# [Instruction]
Transcribe every line of the records verbatim.

# [Input records]
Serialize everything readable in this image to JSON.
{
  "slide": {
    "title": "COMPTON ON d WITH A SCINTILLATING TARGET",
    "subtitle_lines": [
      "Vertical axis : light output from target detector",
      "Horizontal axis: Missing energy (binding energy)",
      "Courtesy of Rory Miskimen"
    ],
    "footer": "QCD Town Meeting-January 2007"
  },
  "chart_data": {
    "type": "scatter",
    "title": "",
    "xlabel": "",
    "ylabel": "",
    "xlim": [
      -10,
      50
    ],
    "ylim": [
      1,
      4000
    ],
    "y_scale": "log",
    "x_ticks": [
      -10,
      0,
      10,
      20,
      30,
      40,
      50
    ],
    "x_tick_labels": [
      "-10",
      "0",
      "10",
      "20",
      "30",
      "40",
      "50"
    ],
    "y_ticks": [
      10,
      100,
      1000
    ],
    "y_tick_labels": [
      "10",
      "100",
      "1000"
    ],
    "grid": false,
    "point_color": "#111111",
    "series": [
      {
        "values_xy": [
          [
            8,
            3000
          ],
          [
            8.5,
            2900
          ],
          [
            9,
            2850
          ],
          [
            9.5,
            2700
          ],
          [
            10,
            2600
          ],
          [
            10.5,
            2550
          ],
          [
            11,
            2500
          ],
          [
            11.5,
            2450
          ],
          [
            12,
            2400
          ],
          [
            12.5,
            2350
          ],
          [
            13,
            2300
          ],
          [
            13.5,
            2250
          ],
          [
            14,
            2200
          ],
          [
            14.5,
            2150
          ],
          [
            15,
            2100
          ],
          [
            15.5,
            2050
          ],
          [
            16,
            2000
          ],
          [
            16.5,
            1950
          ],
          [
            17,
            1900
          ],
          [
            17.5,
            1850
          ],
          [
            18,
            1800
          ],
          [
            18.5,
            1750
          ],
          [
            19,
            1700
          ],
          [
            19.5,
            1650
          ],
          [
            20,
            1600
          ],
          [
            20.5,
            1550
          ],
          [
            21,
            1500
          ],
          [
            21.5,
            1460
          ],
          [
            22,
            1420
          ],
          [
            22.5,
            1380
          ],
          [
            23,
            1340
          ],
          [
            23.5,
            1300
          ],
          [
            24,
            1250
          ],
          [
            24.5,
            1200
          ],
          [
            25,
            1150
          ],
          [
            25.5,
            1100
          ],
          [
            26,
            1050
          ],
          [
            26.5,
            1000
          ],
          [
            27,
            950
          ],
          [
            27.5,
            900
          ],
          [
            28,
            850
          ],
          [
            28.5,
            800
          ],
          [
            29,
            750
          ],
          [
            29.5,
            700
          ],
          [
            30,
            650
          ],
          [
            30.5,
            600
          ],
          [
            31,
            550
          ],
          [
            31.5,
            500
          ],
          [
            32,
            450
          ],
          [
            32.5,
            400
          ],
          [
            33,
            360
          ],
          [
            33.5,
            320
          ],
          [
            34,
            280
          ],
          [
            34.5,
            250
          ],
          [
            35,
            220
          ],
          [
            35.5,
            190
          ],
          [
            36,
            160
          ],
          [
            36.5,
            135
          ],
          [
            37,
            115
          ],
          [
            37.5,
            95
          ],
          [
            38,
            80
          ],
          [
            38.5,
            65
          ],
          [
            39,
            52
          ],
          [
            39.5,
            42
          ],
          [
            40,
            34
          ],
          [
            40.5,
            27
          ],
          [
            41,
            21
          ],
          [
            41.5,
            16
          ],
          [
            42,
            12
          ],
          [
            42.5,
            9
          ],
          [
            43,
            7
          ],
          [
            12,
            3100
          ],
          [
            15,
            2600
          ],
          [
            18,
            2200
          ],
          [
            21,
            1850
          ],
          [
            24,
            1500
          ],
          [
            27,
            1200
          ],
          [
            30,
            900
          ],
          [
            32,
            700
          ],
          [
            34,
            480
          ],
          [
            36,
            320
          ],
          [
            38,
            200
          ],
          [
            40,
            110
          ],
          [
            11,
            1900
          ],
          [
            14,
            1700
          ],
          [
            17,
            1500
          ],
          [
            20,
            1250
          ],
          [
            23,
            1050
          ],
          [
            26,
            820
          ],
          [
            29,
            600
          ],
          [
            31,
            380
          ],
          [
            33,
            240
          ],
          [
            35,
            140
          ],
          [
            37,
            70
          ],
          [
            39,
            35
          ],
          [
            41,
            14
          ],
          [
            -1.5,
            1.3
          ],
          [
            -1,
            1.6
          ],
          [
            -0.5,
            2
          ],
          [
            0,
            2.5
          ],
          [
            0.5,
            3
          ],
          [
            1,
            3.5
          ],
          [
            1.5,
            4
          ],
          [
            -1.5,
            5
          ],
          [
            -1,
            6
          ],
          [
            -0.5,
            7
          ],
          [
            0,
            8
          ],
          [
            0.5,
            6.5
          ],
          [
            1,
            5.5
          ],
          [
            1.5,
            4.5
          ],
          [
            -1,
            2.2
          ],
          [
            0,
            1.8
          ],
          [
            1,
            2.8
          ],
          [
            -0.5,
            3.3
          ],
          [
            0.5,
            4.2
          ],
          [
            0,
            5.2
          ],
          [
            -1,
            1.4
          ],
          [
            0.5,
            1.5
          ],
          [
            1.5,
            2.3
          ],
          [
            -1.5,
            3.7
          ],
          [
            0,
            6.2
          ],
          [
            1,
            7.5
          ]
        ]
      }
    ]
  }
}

# [Task result]
Serialize everything readable in this image to JSON.
{
  "slide": {
    "title": "COMPTON ON d WITH A SCINTILLATING TARGET",
    "subtitle_lines": [
      "Vertical axis : light output from target detector",
      "Horizontal axis: Missing energy (binding energy)",
      "Courtesy of Rory Miskimen"
    ],
    "footer": "QCD Town Meeting-January 2007"
  },
  "chart_data": {
    "type": "scatter",
    "title": "",
    "xlabel": "",
    "ylabel": "",
    "xlim": [
      -10,
      50
    ],
    "ylim": [
      1,
      4000
    ],
    "y_scale": "log",
    "x_ticks": [
      -10,
      0,
      10,
      20,
      30,
      40,
      50
    ],
    "x_tick_labels": [
      "-10",
      "0",
      "10",
      "20",
      "30",
      "40",
      "50"
    ],
    "y_ticks": [
      10,
      100,
      1000
    ],
    "y_tick_labels": [
      "10",
      "100",
      "1000"
    ],
    "grid": false,
    "point_color": "#111111",
    "series": [
      {
        "values_xy": [
          [
            8,
            3000
          ],
          [
            8.5,
            2900
          ],
          [
            9,
            2850
          ],
          [
            9.5,
            2700
          ],
          [
            10,
            2600
          ],
          [
            10.5,
            2550
          ],
          [
            11,
            2500
          ],
          [
            11.5,
            2450
          ],
          [
            12,
            2400
          ],
          [
            12.5,
            2350
          ],
          [
            13,
            2300
          ],
          [
            13.5,
            2250
          ],
          [
            14,
            2200
          ],
          [
            14.5,
            2150
          ],
          [
            15,
            2100
          ],
          [
            15.5,
            2050
          ],
          [
            16,
            2000
          ],
          [
            16.5,
            1950
          ],
          [
            17,
            1900
          ],
          [
            17.5,
            1850
          ],
          [
            18,
            1800
          ],
          [
            18.5,
            1750
          ],
          [
            19,
            1700
          ],
          [
            19.5,
            1650
          ],
          [
            20,
            1600
          ],
          [
            20.5,
            1550
          ],
          [
            21,
            1500
          ],
          [
            21.5,
            1460
          ],
          [
            22,
            1420
          ],
          [
            22.5,
            1380
          ],
          [
            23,
            1340
          ],
          [
            23.5,
            1300
          ],
          [
            24,
            1250
          ],
          [
            24.5,
            1200
          ],
          [
            25,
            1150
          ],
          [
            25.5,
            1100
          ],
          [
            26,
            1050
          ],
          [
            26.5,
            1000
          ],
          [
            27,
            950
          ],
          [
            27.5,
            900
          ],
          [
            28,
            850
          ],
          [
            28.5,
            800
          ],
          [
            29,
            750
          ],
          [
            29.5,
            700
          ],
          [
            30,
            650
          ],
          [
            30.5,
            600
          ],
          [
            31,
            550
          ],
          [
            31.5,
            500
          ],
          [
            32,
            450
          ],
          [
            32.5,
            400
          ],
          [
            33,
            360
          ],
          [
            33.5,
            320
          ],
          [
            34,
            280
          ],
          [
            34.5,
            250
          ],
          [
            35,
            220
          ],
          [
            35.5,
            190
          ],
          [
            36,
            160
          ],
          [
            36.5,
            135
          ],
          [
            37,
            115
          ],
          [
            37.5,
            95
          ],
          [
            38,
            80
          ],
          [
            38.5,
            65
          ],
          [
            39,
            52
          ],
          [
            39.5,
            42
          ],
          [
            40,
            34
          ],
          [
            40.5,
            27
          ],
          [
            41,
            21
          ],
          [
            41.5,
            16
          ],
          [
            42,
            12
          ],
          [
            42.5,
            9
          ],
          [
            43,
            7
          ],
          [
            12,
            3100
          ],
          [
            15,
            2600
          ],
          [
            18,
            2200
          ],
          [
            21,
            1850
          ],
          [
            24,
            1500
          ],
          [
            27,
            1200
          ],
          [
            30,
            900
          ],
          [
            32,
            700
          ],
          [
            34,
            480
          ],
          [
            36,
            320
          ],
          [
            38,
            200
          ],
          [
            40,
            110
          ],
          [
            11,
            1900
          ],
          [
            14,
            1700
          ],
          [
            17,
            1500
          ],
          [
            20,
            1250
          ],
          [
            23,
            1050
          ],
          [
            26,
            820
          ],
          [
            29,
            600
          ],
          [
            31,
            380
          ],
          [
            33,
            240
          ],
          [
            35,
            140
          ],
          [
            37,
            70
          ],
          [
            39,
            35
          ],
          [
            41,
            14
          ],
          [
            -1.5,
            1.3
          ],
          [
            -1,
            1.6
          ],
          [
            -0.5,
            2
          ],
          [
            0,
            2.5
          ],
          [
            0.5,
            3
          ],
          [
            1,
            3.5
          ],
          [
            1.5,
            4
          ],
          [
            -1.5,
            5
          ],
          [
            -1,
            6
          ],
          [
            -0.5,
            7
          ],
          [
            0,
            8
          ],
          [
            0.5,
            6.5
          ],
          [
            1,
            5.5
          ],
          [
            1.5,
            4.5
          ],
          [
            -1,
            2.2
          ],
          [
            0,
            1.8
          ],
          [
            1,
            2.8
          ],
          [
            -0.5,
            3.3
          ],
          [
            0.5,
            4.2
          ],
          [
            0,
            5.2
          ],
          [
            -1,
            1.4
          ],
          [
            0.5,
            1.5
          ],
          [
            1.5,
            2.3
          ],
          [
            -1.5,
            3.7
          ],
          [
            0,
            6.2
          ],
          [
            1,
            7.5
          ]
        ]
      }
    ]
  }
}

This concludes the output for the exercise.